Material for the task
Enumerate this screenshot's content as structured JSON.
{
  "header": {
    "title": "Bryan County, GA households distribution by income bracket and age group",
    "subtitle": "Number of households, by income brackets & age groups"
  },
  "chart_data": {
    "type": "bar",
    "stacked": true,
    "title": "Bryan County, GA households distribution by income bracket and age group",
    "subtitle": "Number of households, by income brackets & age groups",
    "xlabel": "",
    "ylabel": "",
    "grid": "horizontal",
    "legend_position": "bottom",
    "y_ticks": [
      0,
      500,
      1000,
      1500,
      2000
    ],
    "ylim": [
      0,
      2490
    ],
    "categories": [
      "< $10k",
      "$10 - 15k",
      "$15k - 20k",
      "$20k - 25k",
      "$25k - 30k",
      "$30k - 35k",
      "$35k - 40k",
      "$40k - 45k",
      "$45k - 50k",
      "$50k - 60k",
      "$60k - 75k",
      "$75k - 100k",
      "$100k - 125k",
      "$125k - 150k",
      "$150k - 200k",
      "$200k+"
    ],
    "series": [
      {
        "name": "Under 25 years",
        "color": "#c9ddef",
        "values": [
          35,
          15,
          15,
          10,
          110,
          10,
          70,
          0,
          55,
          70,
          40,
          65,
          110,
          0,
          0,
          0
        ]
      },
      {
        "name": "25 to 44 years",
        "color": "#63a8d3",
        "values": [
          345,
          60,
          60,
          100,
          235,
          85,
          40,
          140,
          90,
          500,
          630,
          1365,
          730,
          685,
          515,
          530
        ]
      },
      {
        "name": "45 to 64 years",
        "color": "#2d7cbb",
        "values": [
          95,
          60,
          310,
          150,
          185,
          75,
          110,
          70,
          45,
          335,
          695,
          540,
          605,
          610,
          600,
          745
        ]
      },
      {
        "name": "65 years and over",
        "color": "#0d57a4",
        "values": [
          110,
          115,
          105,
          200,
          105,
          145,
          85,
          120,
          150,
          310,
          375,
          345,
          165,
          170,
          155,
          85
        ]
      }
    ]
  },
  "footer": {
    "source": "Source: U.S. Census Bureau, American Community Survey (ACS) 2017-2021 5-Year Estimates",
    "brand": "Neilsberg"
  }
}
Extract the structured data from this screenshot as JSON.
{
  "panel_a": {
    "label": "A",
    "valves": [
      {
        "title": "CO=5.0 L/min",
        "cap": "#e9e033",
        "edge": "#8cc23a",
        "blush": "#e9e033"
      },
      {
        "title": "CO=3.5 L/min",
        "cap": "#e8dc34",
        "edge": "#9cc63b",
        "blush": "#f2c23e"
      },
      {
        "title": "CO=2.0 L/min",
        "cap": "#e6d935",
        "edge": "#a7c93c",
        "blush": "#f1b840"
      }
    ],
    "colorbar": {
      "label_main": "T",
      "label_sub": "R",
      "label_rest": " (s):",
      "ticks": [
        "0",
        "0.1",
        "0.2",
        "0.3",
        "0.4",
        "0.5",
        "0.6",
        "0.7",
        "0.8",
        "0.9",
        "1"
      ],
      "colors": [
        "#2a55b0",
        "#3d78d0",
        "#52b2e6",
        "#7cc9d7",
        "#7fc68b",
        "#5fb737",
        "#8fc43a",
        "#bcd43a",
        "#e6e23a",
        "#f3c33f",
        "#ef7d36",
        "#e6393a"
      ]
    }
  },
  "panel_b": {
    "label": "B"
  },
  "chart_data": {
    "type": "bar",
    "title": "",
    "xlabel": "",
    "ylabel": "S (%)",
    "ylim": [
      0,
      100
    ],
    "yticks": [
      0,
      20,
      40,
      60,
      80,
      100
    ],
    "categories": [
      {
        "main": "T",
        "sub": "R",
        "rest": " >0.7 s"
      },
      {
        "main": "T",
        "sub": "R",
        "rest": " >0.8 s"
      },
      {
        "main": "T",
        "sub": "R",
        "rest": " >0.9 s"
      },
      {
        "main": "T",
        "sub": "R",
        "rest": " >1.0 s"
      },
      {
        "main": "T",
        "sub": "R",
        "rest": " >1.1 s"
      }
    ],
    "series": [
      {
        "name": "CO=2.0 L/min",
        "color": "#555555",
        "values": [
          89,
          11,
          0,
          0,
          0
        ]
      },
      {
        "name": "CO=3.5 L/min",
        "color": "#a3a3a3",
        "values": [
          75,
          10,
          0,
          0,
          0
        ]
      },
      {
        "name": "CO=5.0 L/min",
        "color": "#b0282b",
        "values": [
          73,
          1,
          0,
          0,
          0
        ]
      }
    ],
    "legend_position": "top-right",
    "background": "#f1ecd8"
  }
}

The exercise
Output each entry precisely as given.

Exercise solution
Enumerate this screenshot's content as structured JSON.
{
  "header": {
    "title": "Bryan County, GA households distribution by income bracket and age group",
    "subtitle": "Number of households, by income brackets & age groups"
  },
  "chart_data": {
    "type": "bar",
    "stacked": true,
    "title": "Bryan County, GA households distribution by income bracket and age group",
    "subtitle": "Number of households, by income brackets & age groups",
    "xlabel": "",
    "ylabel": "",
    "grid": "horizontal",
    "legend_position": "bottom",
    "y_ticks": [
      0,
      500,
      1000,
      1500,
      2000
    ],
    "ylim": [
      0,
      2490
    ],
    "categories": [
      "< $10k",
      "$10 - 15k",
      "$15k - 20k",
      "$20k - 25k",
      "$25k - 30k",
      "$30k - 35k",
      "$35k - 40k",
      "$40k - 45k",
      "$45k - 50k",
      "$50k - 60k",
      "$60k - 75k",
      "$75k - 100k",
      "$100k - 125k",
      "$125k - 150k",
      "$150k - 200k",
      "$200k+"
    ],
    "series": [
      {
        "name": "Under 25 years",
        "color": "#c9ddef",
        "values": [
          35,
          15,
          15,
          10,
          110,
          10,
          70,
          0,
          55,
          70,
          40,
          65,
          110,
          0,
          0,
          0
        ]
      },
      {
        "name": "25 to 44 years",
        "color": "#63a8d3",
        "values": [
          345,
          60,
          60,
          100,
          235,
          85,
          40,
          140,
          90,
          500,
          630,
          1365,
          730,
          685,
          515,
          530
        ]
      },
      {
        "name": "45 to 64 years",
        "color": "#2d7cbb",
        "values": [
          95,
          60,
          310,
          150,
          185,
          75,
          110,
          70,
          45,
          335,
          695,
          540,
          605,
          610,
          600,
          745
        ]
      },
      {
        "name": "65 years and over",
        "color": "#0d57a4",
        "values": [
          110,
          115,
          105,
          200,
          105,
          145,
          85,
          120,
          150,
          310,
          375,
          345,
          165,
          170,
          155,
          85
        ]
      }
    ]
  },
  "footer": {
    "source": "Source: U.S. Census Bureau, American Community Survey (ACS) 2017-2021 5-Year Estimates",
    "brand": "Neilsberg"
  }
}
Extract the structured data from this screenshot as JSON.
{
  "panel_a": {
    "label": "A",
    "valves": [
      {
        "title": "CO=5.0 L/min",
        "cap": "#e9e033",
        "edge": "#8cc23a",
        "blush": "#e9e033"
      },
      {
        "title": "CO=3.5 L/min",
        "cap": "#e8dc34",
        "edge": "#9cc63b",
        "blush": "#f2c23e"
      },
      {
        "title": "CO=2.0 L/min",
        "cap": "#e6d935",
        "edge": "#a7c93c",
        "blush": "#f1b840"
      }
    ],
    "colorbar": {
      "label_main": "T",
      "label_sub": "R",
      "label_rest": " (s):",
      "ticks": [
        "0",
        "0.1",
        "0.2",
        "0.3",
        "0.4",
        "0.5",
        "0.6",
        "0.7",
        "0.8",
        "0.9",
        "1"
      ],
      "colors": [
        "#2a55b0",
        "#3d78d0",
        "#52b2e6",
        "#7cc9d7",
        "#7fc68b",
        "#5fb737",
        "#8fc43a",
        "#bcd43a",
        "#e6e23a",
        "#f3c33f",
        "#ef7d36",
        "#e6393a"
      ]
    }
  },
  "panel_b": {
    "label": "B"
  },
  "chart_data": {
    "type": "bar",
    "title": "",
    "xlabel": "",
    "ylabel": "S (%)",
    "ylim": [
      0,
      100
    ],
    "yticks": [
      0,
      20,
      40,
      60,
      80,
      100
    ],
    "categories": [
      {
        "main": "T",
        "sub": "R",
        "rest": " >0.7 s"
      },
      {
        "main": "T",
        "sub": "R",
        "rest": " >0.8 s"
      },
      {
        "main": "T",
        "sub": "R",
        "rest": " >0.9 s"
      },
      {
        "main": "T",
        "sub": "R",
        "rest": " >1.0 s"
      },
      {
        "main": "T",
        "sub": "R",
        "rest": " >1.1 s"
      }
    ],
    "series": [
      {
        "name": "CO=2.0 L/min",
        "color": "#555555",
        "values": [
          89,
          11,
          0,
          0,
          0
        ]
      },
      {
        "name": "CO=3.5 L/min",
        "color": "#a3a3a3",
        "values": [
          75,
          10,
          0,
          0,
          0
        ]
      },
      {
        "name": "CO=5.0 L/min",
        "color": "#b0282b",
        "values": [
          73,
          1,
          0,
          0,
          0
        ]
      }
    ],
    "legend_position": "top-right",
    "background": "#f1ecd8"
  }
}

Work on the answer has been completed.